> Directions:
- A) From the article on rent and inflation, echo the passage that begins with the words containing "I created the" and ends with "Rent discussed below.".
- B) Answer these questions using the article on rent and inflation:
(i) What percentage of the CPI does rent measurement determine?
(ii) Which months supplied the end-of-quarter CPI data for the chart?
(iii) What does OER stand for?
- C) Translate this sentence from the article on rent and inflation into Spanish: "Rent measurement determines 32 percent of the CPI."

> Selected excerpt:

-=-=-=-=-

A Curious Claim That The BLS Is Overstating Rent And Exaggerating Inflation

It’s not often I hear a claim the BLS is overstating inflation, but it comes from two people I respect, so let’s investigate.

(Click on image to enlarge)

Cleveland Fed New Tenant Rent Index NTR with upper and lower bound 95% confidence intervals, CPI rent of primary residence, and OER. Chart by Mish

I created the above chart from a Cleveland Fed data download of quarterly data and compared it to end of quarter data from the CPI (March, June, September, and December).

Rent is the CPI rent of primary residence and OER is Owners’ Equivalent Rent discussed below.


Cleveland Fed Synopsis

Rent measurement determines 32 percent of the CPI. Accurate rent measurement is therefore essential for accurate inflation measurement, but the CPI rent index often differs from alternative measures of rent inflation. Using repeat-rent inflation measures created from CPI microdata, we show that this discrepancy is largely explained by differences in rent growth for new tenants relative to all tenants. New-tenant rent inflation provides information about future all-tenant rent inflation, but the use of new-tenant rents is contraindicated in a cost-of-living index such as the CPI. Nevertheless, policymakers should integrate new-tenant inflation into inflation forecasts and monetary policy decisions.

-=-=-=-=-

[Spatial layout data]
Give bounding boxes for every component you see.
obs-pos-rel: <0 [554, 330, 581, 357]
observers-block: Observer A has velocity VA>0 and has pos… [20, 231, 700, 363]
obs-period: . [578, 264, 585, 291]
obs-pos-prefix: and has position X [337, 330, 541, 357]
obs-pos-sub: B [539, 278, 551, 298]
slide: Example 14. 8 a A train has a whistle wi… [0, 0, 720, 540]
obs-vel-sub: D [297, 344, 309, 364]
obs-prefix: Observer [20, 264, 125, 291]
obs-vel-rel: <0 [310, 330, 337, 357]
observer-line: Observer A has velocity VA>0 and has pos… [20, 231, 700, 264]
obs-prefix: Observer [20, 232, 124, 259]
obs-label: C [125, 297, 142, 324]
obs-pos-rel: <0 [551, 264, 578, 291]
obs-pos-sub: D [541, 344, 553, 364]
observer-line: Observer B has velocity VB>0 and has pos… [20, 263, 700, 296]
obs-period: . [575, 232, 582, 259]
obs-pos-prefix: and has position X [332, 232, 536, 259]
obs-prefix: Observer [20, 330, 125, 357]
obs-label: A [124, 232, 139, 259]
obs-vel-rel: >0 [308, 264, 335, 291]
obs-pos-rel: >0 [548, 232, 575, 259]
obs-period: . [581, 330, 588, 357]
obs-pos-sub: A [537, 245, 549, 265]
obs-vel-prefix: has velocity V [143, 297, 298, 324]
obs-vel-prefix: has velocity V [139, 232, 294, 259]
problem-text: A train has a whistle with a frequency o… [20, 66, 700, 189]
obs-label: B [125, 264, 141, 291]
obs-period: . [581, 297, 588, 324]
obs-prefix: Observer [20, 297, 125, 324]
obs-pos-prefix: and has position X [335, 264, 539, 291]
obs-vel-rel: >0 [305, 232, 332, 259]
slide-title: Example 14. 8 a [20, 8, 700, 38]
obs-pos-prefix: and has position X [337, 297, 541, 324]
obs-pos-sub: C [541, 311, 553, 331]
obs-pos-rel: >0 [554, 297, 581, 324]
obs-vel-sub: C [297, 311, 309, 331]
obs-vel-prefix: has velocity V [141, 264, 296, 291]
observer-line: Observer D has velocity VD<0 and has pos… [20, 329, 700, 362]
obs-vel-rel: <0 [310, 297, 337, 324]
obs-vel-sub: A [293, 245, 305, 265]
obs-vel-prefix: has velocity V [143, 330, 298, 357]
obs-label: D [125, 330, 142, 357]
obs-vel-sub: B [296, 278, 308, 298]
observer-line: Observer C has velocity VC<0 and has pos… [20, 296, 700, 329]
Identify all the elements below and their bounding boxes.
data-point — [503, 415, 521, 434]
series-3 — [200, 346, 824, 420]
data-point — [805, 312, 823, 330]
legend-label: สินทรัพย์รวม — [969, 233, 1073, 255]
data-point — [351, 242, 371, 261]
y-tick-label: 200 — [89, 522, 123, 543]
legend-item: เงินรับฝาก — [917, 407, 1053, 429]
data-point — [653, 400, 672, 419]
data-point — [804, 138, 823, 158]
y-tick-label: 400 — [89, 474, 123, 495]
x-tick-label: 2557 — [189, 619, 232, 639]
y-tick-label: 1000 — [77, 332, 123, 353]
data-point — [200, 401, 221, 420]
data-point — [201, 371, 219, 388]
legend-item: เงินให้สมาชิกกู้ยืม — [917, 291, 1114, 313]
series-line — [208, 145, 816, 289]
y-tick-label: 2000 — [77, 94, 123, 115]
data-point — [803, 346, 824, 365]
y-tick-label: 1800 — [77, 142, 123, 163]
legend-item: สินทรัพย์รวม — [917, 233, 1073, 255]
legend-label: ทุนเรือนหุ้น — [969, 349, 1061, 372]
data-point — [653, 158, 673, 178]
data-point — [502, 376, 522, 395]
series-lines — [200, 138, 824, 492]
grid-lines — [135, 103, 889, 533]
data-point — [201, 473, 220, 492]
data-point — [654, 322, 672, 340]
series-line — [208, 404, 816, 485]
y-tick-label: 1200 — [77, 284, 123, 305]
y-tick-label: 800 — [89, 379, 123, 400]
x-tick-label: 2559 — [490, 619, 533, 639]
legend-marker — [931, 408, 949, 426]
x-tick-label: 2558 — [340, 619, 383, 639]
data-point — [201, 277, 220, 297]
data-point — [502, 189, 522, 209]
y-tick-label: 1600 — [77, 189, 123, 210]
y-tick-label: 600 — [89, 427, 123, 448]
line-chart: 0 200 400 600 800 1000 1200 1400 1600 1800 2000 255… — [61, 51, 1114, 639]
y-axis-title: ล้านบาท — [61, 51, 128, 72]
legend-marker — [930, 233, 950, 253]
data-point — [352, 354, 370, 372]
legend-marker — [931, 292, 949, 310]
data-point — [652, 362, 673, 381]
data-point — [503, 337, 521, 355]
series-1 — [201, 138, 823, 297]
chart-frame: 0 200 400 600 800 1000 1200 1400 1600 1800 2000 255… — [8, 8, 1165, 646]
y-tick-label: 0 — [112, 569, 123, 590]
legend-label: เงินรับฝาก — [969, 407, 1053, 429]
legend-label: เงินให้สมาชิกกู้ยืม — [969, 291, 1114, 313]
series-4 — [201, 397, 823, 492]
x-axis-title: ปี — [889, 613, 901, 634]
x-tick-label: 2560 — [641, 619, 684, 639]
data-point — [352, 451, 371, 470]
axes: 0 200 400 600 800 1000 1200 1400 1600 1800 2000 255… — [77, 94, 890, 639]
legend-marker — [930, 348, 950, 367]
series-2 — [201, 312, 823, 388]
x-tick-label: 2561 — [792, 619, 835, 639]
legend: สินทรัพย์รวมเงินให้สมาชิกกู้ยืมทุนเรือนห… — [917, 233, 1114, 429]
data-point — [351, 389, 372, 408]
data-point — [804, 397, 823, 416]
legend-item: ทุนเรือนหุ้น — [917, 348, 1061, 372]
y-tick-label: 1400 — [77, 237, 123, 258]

-=-=-=-=-

> Task responses:
- A)
I created the above chart from a Cleveland Fed data download of quarterly data and compared it to end of quarter data from the CPI (March, June, September, and December).

Rent is the CPI rent of primary residence and OER is Owners’ Equivalent Rent discussed below.

- B)
(i) 32 percent
(ii) March, June, September, and December
(iii) Owners’ Equivalent Rent

- C) La medición del alquiler determina el 32 por ciento del IPC.